* What you will do: Could you write out the records below exactly as they appear?

* Supplied material:
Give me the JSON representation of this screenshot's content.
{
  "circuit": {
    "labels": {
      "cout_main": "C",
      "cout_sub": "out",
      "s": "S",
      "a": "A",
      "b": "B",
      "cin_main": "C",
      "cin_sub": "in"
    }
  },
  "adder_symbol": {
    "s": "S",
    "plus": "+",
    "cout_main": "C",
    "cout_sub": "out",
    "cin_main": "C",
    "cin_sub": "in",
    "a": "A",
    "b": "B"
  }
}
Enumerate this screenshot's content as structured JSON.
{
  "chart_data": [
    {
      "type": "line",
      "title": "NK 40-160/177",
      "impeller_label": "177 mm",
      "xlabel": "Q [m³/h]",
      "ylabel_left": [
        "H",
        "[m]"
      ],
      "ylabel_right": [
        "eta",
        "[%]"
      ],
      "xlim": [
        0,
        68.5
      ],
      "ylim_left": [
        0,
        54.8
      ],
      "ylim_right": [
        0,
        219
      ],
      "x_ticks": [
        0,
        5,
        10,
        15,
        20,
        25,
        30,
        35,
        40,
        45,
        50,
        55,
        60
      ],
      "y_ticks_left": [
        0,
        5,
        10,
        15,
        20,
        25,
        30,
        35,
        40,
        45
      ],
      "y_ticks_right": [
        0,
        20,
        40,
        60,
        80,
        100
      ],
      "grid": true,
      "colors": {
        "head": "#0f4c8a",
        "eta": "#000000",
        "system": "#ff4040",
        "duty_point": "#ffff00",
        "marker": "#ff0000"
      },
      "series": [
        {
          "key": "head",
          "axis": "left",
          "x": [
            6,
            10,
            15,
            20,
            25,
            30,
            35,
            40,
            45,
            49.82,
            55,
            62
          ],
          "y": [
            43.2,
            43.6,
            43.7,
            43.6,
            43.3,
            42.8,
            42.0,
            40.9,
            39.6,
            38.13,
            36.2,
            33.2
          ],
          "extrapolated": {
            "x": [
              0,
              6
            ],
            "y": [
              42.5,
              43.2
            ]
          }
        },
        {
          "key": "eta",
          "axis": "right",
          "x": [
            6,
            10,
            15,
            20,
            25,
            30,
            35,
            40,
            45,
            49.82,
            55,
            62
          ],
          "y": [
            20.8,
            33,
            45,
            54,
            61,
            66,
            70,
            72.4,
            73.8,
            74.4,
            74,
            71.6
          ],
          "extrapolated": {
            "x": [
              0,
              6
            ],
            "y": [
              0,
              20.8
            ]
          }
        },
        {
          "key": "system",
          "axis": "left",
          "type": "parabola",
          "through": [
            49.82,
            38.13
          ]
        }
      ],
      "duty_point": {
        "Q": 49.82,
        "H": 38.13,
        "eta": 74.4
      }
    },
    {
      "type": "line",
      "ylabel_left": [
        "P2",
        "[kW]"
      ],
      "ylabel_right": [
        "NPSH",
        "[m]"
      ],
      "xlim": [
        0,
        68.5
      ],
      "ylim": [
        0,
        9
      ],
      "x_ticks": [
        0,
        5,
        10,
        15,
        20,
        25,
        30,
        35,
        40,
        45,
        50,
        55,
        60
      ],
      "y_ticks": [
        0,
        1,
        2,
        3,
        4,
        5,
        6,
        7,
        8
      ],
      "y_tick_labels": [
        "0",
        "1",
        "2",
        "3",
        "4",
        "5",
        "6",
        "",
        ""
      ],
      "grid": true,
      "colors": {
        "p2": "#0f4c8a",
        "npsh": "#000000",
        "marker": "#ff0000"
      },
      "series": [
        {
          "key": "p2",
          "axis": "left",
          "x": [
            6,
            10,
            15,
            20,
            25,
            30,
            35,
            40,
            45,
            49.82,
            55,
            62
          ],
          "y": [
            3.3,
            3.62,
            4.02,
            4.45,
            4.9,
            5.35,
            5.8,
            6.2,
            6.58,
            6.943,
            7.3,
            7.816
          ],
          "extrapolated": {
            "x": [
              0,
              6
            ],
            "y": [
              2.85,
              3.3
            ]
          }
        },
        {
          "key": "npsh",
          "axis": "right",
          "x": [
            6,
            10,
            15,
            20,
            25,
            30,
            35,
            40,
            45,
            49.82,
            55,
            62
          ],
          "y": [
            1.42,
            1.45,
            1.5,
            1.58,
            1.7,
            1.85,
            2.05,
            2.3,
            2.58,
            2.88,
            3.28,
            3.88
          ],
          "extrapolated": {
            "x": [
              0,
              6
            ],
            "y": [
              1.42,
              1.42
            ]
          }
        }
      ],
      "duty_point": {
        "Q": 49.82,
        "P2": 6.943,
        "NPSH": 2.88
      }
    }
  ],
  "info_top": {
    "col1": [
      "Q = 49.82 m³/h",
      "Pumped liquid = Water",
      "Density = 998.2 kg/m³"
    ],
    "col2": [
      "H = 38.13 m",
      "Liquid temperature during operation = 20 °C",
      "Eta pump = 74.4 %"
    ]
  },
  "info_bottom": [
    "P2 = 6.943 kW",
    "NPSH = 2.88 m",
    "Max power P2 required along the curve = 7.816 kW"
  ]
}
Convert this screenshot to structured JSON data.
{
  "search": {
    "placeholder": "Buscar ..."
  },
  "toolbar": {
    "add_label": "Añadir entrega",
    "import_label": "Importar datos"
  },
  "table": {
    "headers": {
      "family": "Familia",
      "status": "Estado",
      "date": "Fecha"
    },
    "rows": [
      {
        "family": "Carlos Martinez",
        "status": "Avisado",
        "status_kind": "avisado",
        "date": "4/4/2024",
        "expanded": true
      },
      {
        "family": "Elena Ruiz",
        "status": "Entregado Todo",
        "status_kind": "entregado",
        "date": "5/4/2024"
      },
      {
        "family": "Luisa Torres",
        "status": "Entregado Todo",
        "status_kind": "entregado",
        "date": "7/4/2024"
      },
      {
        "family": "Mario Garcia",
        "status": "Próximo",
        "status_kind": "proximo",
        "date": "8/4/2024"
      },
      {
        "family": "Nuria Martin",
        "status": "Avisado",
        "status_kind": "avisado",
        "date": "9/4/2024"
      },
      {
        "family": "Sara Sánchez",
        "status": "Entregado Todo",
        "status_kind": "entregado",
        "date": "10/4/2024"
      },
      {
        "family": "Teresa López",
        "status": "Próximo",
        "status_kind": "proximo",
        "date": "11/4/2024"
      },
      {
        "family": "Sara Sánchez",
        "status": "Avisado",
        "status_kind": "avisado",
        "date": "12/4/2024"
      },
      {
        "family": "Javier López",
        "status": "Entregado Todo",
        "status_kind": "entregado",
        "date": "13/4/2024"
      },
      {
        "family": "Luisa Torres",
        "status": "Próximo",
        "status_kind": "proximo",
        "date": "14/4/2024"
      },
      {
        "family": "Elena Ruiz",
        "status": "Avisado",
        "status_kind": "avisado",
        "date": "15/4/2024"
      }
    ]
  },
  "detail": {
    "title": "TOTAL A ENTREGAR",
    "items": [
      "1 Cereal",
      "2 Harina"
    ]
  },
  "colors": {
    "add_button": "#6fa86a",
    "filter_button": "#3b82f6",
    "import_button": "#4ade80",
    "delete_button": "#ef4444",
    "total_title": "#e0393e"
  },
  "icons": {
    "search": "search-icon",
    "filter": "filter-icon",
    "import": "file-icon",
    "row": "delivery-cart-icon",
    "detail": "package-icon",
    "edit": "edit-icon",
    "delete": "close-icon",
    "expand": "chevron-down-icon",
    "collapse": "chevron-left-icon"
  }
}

* Exercise output:
Give me the JSON representation of this screenshot's content.
{
  "circuit": {
    "labels": {
      "cout_main": "C",
      "cout_sub": "out",
      "s": "S",
      "a": "A",
      "b": "B",
      "cin_main": "C",
      "cin_sub": "in"
    }
  },
  "adder_symbol": {
    "s": "S",
    "plus": "+",
    "cout_main": "C",
    "cout_sub": "out",
    "cin_main": "C",
    "cin_sub": "in",
    "a": "A",
    "b": "B"
  }
}
Enumerate this screenshot's content as structured JSON.
{
  "chart_data": [
    {
      "type": "line",
      "title": "NK 40-160/177",
      "impeller_label": "177 mm",
      "xlabel": "Q [m³/h]",
      "ylabel_left": [
        "H",
        "[m]"
      ],
      "ylabel_right": [
        "eta",
        "[%]"
      ],
      "xlim": [
        0,
        68.5
      ],
      "ylim_left": [
        0,
        54.8
      ],
      "ylim_right": [
        0,
        219
      ],
      "x_ticks": [
        0,
        5,
        10,
        15,
        20,
        25,
        30,
        35,
        40,
        45,
        50,
        55,
        60
      ],
      "y_ticks_left": [
        0,
        5,
        10,
        15,
        20,
        25,
        30,
        35,
        40,
        45
      ],
      "y_ticks_right": [
        0,
        20,
        40,
        60,
        80,
        100
      ],
      "grid": true,
      "colors": {
        "head": "#0f4c8a",
        "eta": "#000000",
        "system": "#ff4040",
        "duty_point": "#ffff00",
        "marker": "#ff0000"
      },
      "series": [
        {
          "key": "head",
          "axis": "left",
          "x": [
            6,
            10,
            15,
            20,
            25,
            30,
            35,
            40,
            45,
            49.82,
            55,
            62
          ],
          "y": [
            43.2,
            43.6,
            43.7,
            43.6,
            43.3,
            42.8,
            42.0,
            40.9,
            39.6,
            38.13,
            36.2,
            33.2
          ],
          "extrapolated": {
            "x": [
              0,
              6
            ],
            "y": [
              42.5,
              43.2
            ]
          }
        },
        {
          "key": "eta",
          "axis": "right",
          "x": [
            6,
            10,
            15,
            20,
            25,
            30,
            35,
            40,
            45,
            49.82,
            55,
            62
          ],
          "y": [
            20.8,
            33,
            45,
            54,
            61,
            66,
            70,
            72.4,
            73.8,
            74.4,
            74,
            71.6
          ],
          "extrapolated": {
            "x": [
              0,
              6
            ],
            "y": [
              0,
              20.8
            ]
          }
        },
        {
          "key": "system",
          "axis": "left",
          "type": "parabola",
          "through": [
            49.82,
            38.13
          ]
        }
      ],
      "duty_point": {
        "Q": 49.82,
        "H": 38.13,
        "eta": 74.4
      }
    },
    {
      "type": "line",
      "ylabel_left": [
        "P2",
        "[kW]"
      ],
      "ylabel_right": [
        "NPSH",
        "[m]"
      ],
      "xlim": [
        0,
        68.5
      ],
      "ylim": [
        0,
        9
      ],
      "x_ticks": [
        0,
        5,
        10,
        15,
        20,
        25,
        30,
        35,
        40,
        45,
        50,
        55,
        60
      ],
      "y_ticks": [
        0,
        1,
        2,
        3,
        4,
        5,
        6,
        7,
        8
      ],
      "y_tick_labels": [
        "0",
        "1",
        "2",
        "3",
        "4",
        "5",
        "6",
        "",
        ""
      ],
      "grid": true,
      "colors": {
        "p2": "#0f4c8a",
        "npsh": "#000000",
        "marker": "#ff0000"
      },
      "series": [
        {
          "key": "p2",
          "axis": "left",
          "x": [
            6,
            10,
            15,
            20,
            25,
            30,
            35,
            40,
            45,
            49.82,
            55,
            62
          ],
          "y": [
            3.3,
            3.62,
            4.02,
            4.45,
            4.9,
            5.35,
            5.8,
            6.2,
            6.58,
            6.943,
            7.3,
            7.816
          ],
          "extrapolated": {
            "x": [
              0,
              6
            ],
            "y": [
              2.85,
              3.3
            ]
          }
        },
        {
          "key": "npsh",
          "axis": "right",
          "x": [
            6,
            10,
            15,
            20,
            25,
            30,
            35,
            40,
            45,
            49.82,
            55,
            62
          ],
          "y": [
            1.42,
            1.45,
            1.5,
            1.58,
            1.7,
            1.85,
            2.05,
            2.3,
            2.58,
            2.88,
            3.28,
            3.88
          ],
          "extrapolated": {
            "x": [
              0,
              6
            ],
            "y": [
              1.42,
              1.42
            ]
          }
        }
      ],
      "duty_point": {
        "Q": 49.82,
        "P2": 6.943,
        "NPSH": 2.88
      }
    }
  ],
  "info_top": {
    "col1": [
      "Q = 49.82 m³/h",
      "Pumped liquid = Water",
      "Density = 998.2 kg/m³"
    ],
    "col2": [
      "H = 38.13 m",
      "Liquid temperature during operation = 20 °C",
      "Eta pump = 74.4 %"
    ]
  },
  "info_bottom": [
    "P2 = 6.943 kW",
    "NPSH = 2.88 m",
    "Max power P2 required along the curve = 7.816 kW"
  ]
}
Convert this screenshot to structured JSON data.
{
  "search": {
    "placeholder": "Buscar ..."
  },
  "toolbar": {
    "add_label": "Añadir entrega",
    "import_label": "Importar datos"
  },
  "table": {
    "headers": {
      "family": "Familia",
      "status": "Estado",
      "date": "Fecha"
    },
    "rows": [
      {
        "family": "Carlos Martinez",
        "status": "Avisado",
        "status_kind": "avisado",
        "date": "4/4/2024",
        "expanded": true
      },
      {
        "family": "Elena Ruiz",
        "status": "Entregado Todo",
        "status_kind": "entregado",
        "date": "5/4/2024"
      },
      {
        "family": "Luisa Torres",
        "status": "Entregado Todo",
        "status_kind": "entregado",
        "date": "7/4/2024"
      },
      {
        "family": "Mario Garcia",
        "status": "Próximo",
        "status_kind": "proximo",
        "date": "8/4/2024"
      },
      {
        "family": "Nuria Martin",
        "status": "Avisado",
        "status_kind": "avisado",
        "date": "9/4/2024"
      },
      {
        "family": "Sara Sánchez",
        "status": "Entregado Todo",
        "status_kind": "entregado",
        "date": "10/4/2024"
      },
      {
        "family": "Teresa López",
        "status": "Próximo",
        "status_kind": "proximo",
        "date": "11/4/2024"
      },
      {
        "family": "Sara Sánchez",
        "status": "Avisado",
        "status_kind": "avisado",
        "date": "12/4/2024"
      },
      {
        "family": "Javier López",
        "status": "Entregado Todo",
        "status_kind": "entregado",
        "date": "13/4/2024"
      },
      {
        "family": "Luisa Torres",
        "status": "Próximo",
        "status_kind": "proximo",
        "date": "14/4/2024"
      },
      {
        "family": "Elena Ruiz",
        "status": "Avisado",
        "status_kind": "avisado",
        "date": "15/4/2024"
      }
    ]
  },
  "detail": {
    "title": "TOTAL A ENTREGAR",
    "items": [
      "1 Cereal",
      "2 Harina"
    ]
  },
  "colors": {
    "add_button": "#6fa86a",
    "filter_button": "#3b82f6",
    "import_button": "#4ade80",
    "delete_button": "#ef4444",
    "total_title": "#e0393e"
  },
  "icons": {
    "search": "search-icon",
    "filter": "filter-icon",
    "import": "file-icon",
    "row": "delivery-cart-icon",
    "detail": "package-icon",
    "edit": "edit-icon",
    "delete": "close-icon",
    "expand": "chevron-down-icon",
    "collapse": "chevron-left-icon"
  }
}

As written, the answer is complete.